INSTRUCTIONS TO FOLLOW ->
Your task is to print all of the material verbatim.

Dataset rows:
----------------
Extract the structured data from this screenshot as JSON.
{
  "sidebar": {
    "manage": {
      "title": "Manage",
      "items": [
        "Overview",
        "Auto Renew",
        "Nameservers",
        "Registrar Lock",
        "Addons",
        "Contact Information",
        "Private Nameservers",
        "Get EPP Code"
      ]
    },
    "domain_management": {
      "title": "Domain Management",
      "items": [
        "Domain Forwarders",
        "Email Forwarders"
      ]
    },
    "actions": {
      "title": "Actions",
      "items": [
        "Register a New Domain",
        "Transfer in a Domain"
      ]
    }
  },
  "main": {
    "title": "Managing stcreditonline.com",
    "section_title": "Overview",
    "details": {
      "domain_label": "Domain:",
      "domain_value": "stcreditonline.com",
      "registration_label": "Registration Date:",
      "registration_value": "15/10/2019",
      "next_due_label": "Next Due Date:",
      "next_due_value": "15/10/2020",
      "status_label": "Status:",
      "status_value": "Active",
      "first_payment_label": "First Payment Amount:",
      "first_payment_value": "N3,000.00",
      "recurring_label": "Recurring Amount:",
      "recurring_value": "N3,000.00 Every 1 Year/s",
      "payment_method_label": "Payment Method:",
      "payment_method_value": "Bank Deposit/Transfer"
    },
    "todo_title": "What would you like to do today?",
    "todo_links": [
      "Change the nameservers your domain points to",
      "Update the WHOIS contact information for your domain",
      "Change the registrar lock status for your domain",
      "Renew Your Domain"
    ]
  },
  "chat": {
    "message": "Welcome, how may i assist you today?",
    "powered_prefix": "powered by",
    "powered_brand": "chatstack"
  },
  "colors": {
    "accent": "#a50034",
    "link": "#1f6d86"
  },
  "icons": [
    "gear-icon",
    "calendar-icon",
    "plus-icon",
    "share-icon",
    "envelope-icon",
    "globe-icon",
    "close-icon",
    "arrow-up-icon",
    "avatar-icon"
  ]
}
----------------
COMPLETE OUTPUT ->
Extract the structured data from this screenshot as JSON.
{
  "sidebar": {
    "manage": {
      "title": "Manage",
      "items": [
        "Overview",
        "Auto Renew",
        "Nameservers",
        "Registrar Lock",
        "Addons",
        "Contact Information",
        "Private Nameservers",
        "Get EPP Code"
      ]
    },
    "domain_management": {
      "title": "Domain Management",
      "items": [
        "Domain Forwarders",
        "Email Forwarders"
      ]
    },
    "actions": {
      "title": "Actions",
      "items": [
        "Register a New Domain",
        "Transfer in a Domain"
      ]
    }
  },
  "main": {
    "title": "Managing stcreditonline.com",
    "section_title": "Overview",
    "details": {
      "domain_label": "Domain:",
      "domain_value": "stcreditonline.com",
      "registration_label": "Registration Date:",
      "registration_value": "15/10/2019",
      "next_due_label": "Next Due Date:",
      "next_due_value": "15/10/2020",
      "status_label": "Status:",
      "status_value": "Active",
      "first_payment_label": "First Payment Amount:",
      "first_payment_value": "N3,000.00",
      "recurring_label": "Recurring Amount:",
      "recurring_value": "N3,000.00 Every 1 Year/s",
      "payment_method_label": "Payment Method:",
      "payment_method_value": "Bank Deposit/Transfer"
    },
    "todo_title": "What would you like to do today?",
    "todo_links": [
      "Change the nameservers your domain points to",
      "Update the WHOIS contact information for your domain",
      "Change the registrar lock status for your domain",
      "Renew Your Domain"
    ]
  },
  "chat": {
    "message": "Welcome, how may i assist you today?",
    "powered_prefix": "powered by",
    "powered_brand": "chatstack"
  },
  "colors": {
    "accent": "#a50034",
    "link": "#1f6d86"
  },
  "icons": [
    "gear-icon",
    "calendar-icon",
    "plus-icon",
    "share-icon",
    "envelope-icon",
    "globe-icon",
    "close-icon",
    "arrow-up-icon",
    "avatar-icon"
  ]
}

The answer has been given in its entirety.